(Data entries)

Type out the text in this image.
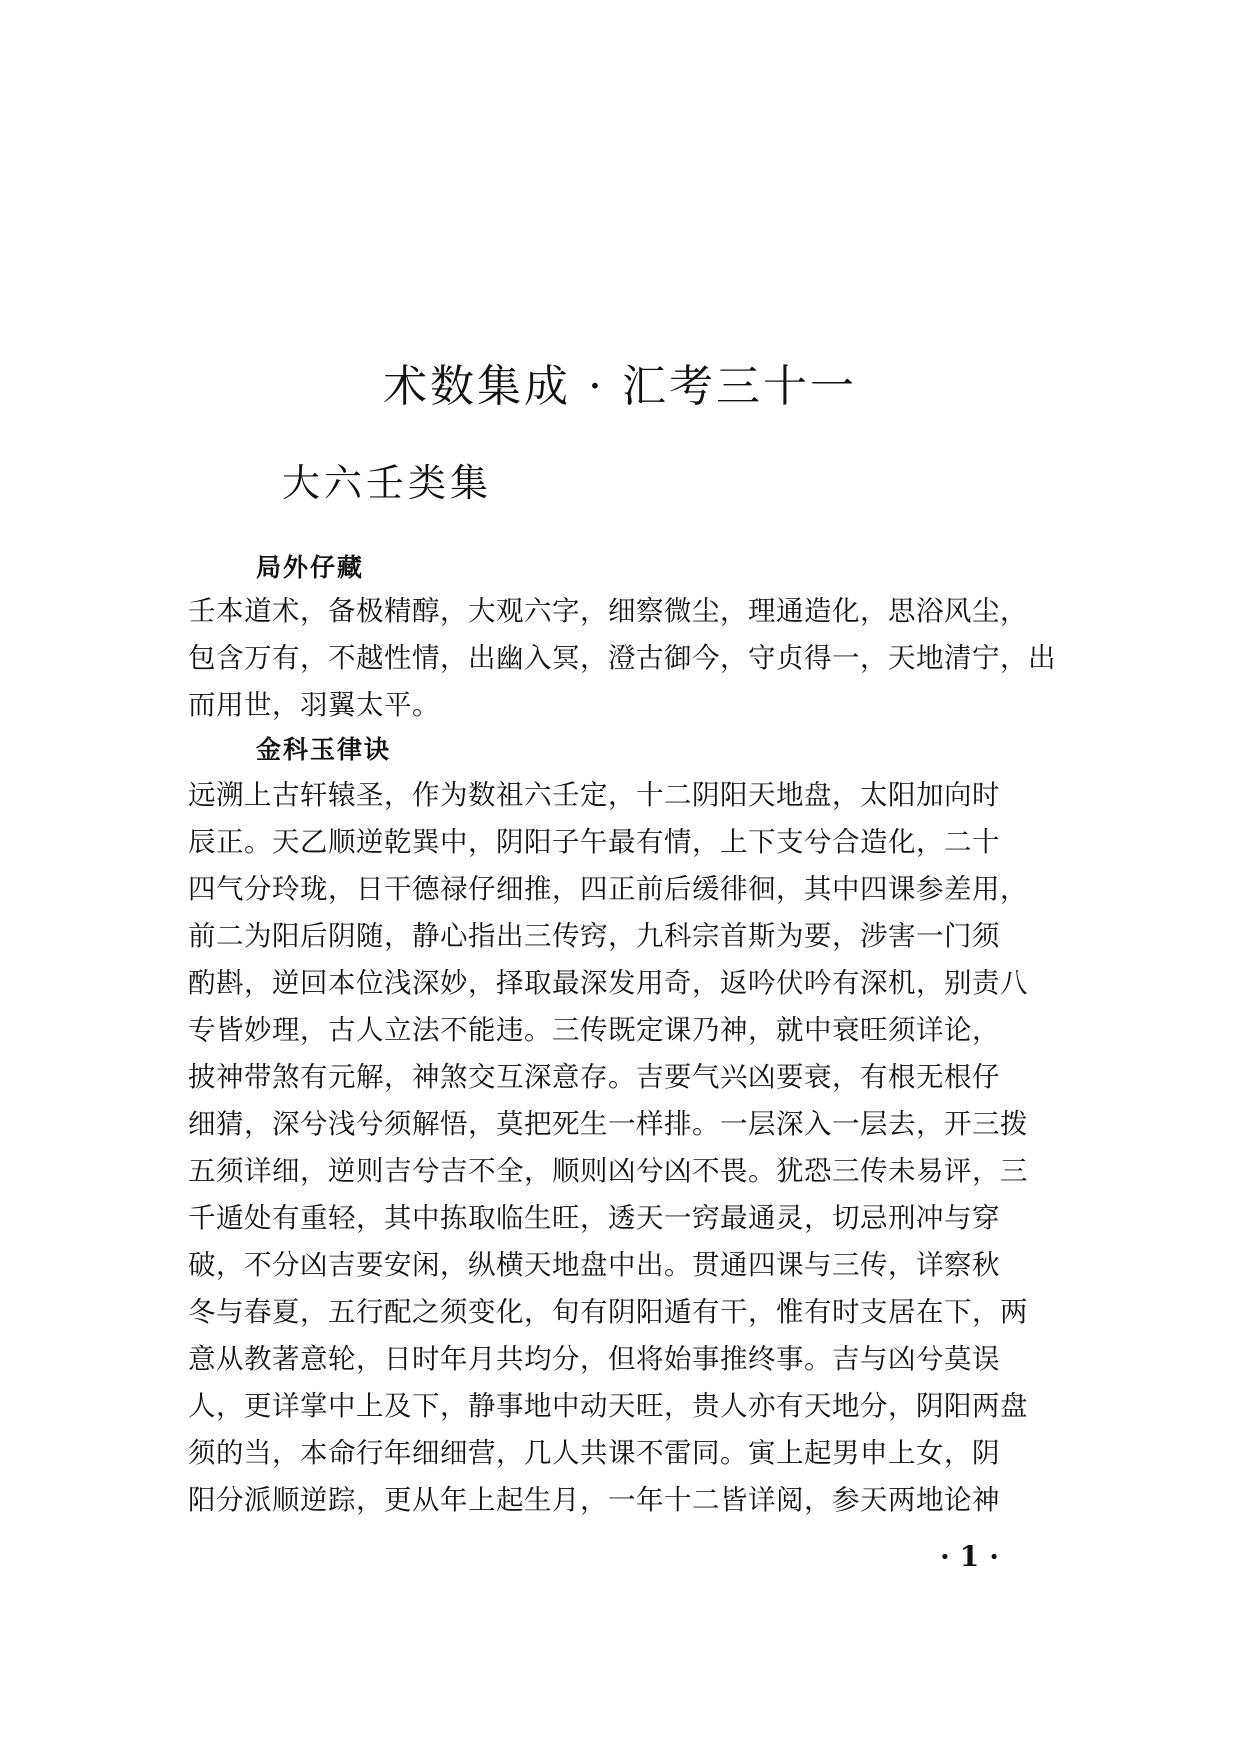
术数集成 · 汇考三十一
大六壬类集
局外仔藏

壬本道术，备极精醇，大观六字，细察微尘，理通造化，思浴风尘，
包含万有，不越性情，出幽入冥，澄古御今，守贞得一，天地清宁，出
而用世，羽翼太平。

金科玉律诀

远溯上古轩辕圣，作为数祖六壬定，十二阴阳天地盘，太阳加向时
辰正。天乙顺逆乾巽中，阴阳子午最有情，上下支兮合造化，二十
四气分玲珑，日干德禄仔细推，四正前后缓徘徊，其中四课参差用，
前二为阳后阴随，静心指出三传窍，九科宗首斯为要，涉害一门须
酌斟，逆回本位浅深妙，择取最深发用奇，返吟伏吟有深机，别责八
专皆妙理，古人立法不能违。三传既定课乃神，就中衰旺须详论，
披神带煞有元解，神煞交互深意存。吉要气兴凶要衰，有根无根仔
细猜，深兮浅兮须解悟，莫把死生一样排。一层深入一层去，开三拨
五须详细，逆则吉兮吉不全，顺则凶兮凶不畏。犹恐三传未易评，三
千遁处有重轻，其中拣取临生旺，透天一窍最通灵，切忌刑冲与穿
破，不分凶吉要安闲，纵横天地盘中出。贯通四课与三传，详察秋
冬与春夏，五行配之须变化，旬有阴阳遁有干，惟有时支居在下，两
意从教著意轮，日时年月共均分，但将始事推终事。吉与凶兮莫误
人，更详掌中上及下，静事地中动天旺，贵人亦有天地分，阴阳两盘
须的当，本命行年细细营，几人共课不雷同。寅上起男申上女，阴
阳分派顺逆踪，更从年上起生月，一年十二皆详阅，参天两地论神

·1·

==

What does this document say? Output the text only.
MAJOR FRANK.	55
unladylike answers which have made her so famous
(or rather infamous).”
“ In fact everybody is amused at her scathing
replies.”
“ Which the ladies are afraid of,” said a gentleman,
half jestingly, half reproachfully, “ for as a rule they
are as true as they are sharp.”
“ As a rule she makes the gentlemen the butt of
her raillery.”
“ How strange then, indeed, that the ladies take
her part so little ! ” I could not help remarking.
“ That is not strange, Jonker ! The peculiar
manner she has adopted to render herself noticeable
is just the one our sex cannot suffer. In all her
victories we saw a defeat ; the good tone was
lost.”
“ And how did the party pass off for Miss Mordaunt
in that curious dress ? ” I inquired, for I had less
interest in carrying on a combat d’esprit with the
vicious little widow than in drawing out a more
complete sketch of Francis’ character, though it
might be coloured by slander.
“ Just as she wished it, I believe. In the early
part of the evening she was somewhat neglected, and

---

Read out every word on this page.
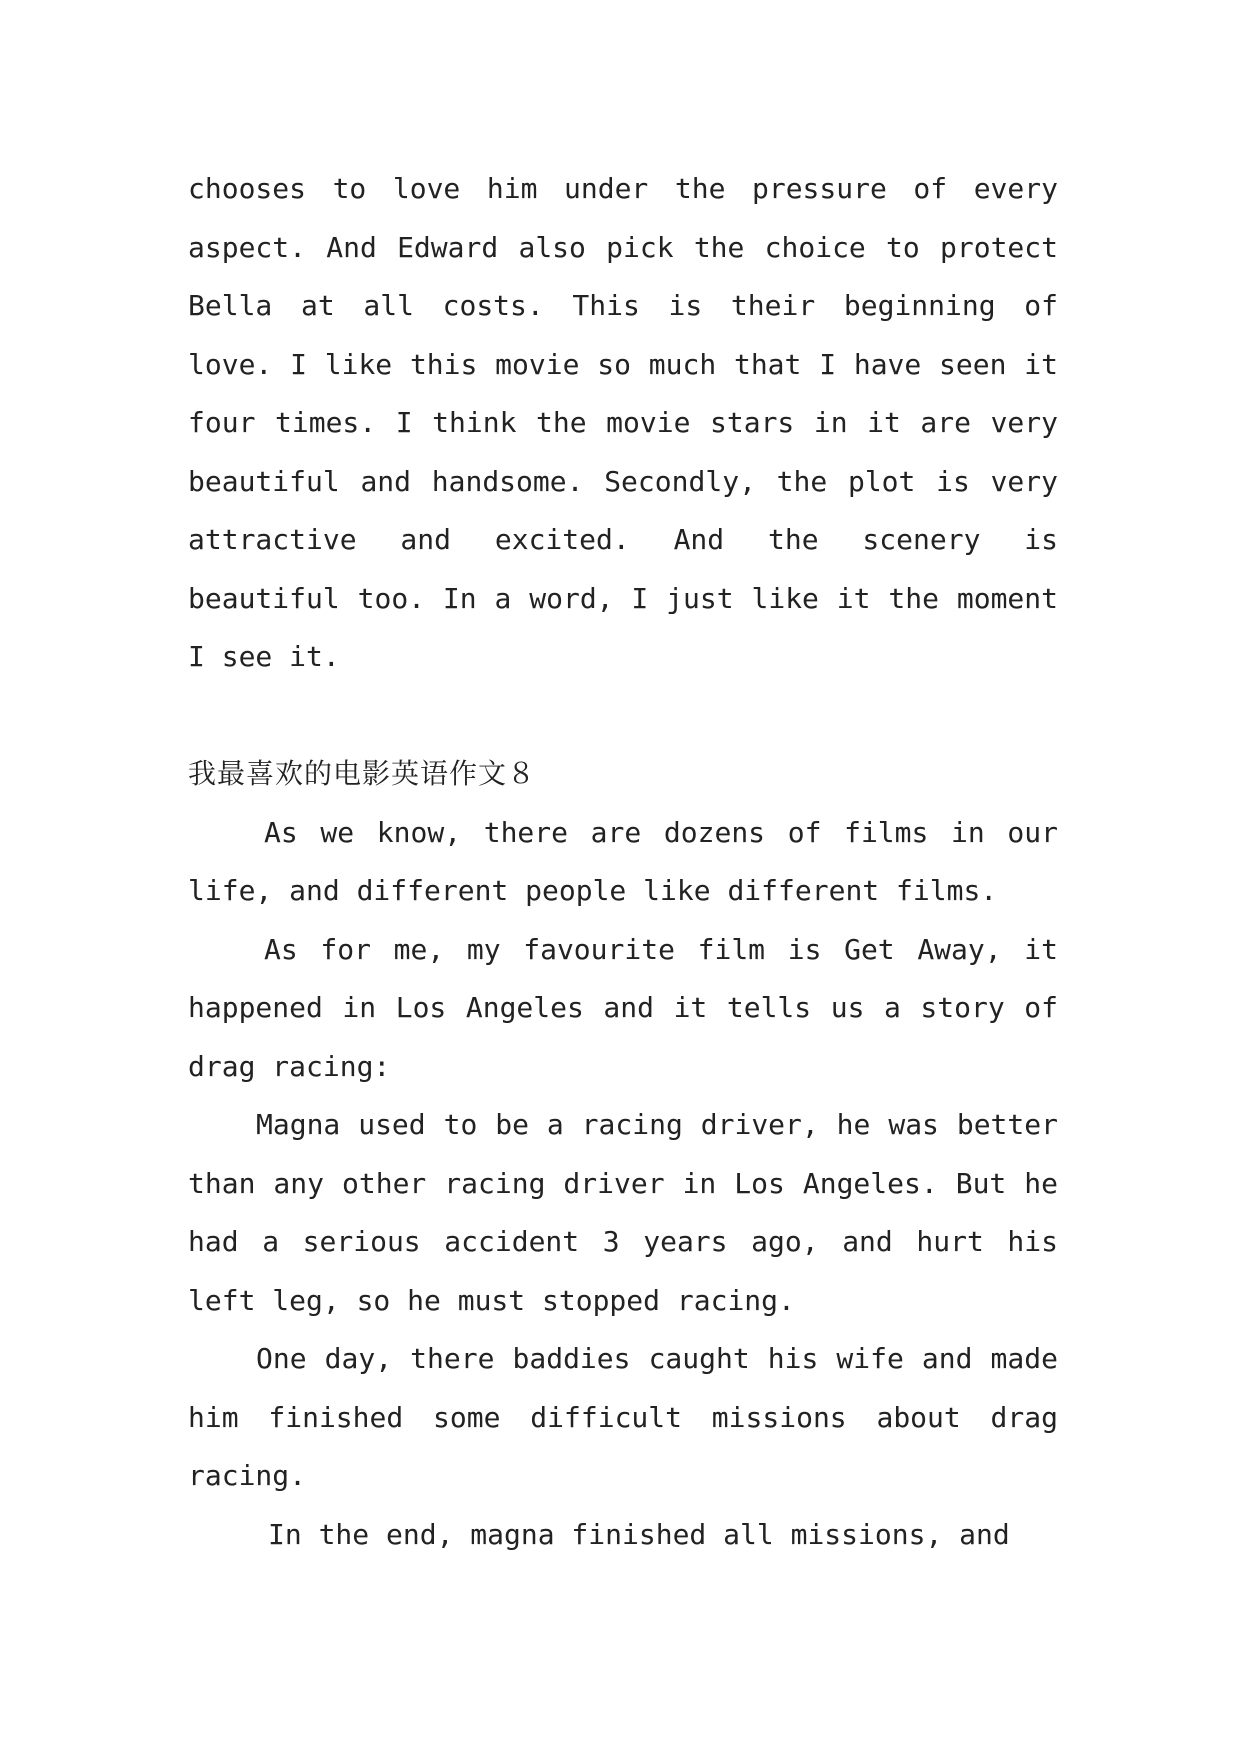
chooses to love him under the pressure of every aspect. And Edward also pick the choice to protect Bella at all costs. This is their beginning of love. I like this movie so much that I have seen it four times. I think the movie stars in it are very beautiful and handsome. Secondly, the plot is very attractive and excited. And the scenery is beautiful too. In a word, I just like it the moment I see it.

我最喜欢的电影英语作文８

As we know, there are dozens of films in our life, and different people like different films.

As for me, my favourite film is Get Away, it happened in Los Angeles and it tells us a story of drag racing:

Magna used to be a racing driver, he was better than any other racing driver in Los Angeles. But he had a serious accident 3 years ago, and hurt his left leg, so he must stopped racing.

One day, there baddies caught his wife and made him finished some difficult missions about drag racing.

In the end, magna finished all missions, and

▶ STATED GOAL: Copy all lines in the listing above where the string "ladies" appears.

▶ TASK RESPONSE:
“ Which the ladies are afraid of,” said a gentleman,
“ How strange then, indeed, that the ladies take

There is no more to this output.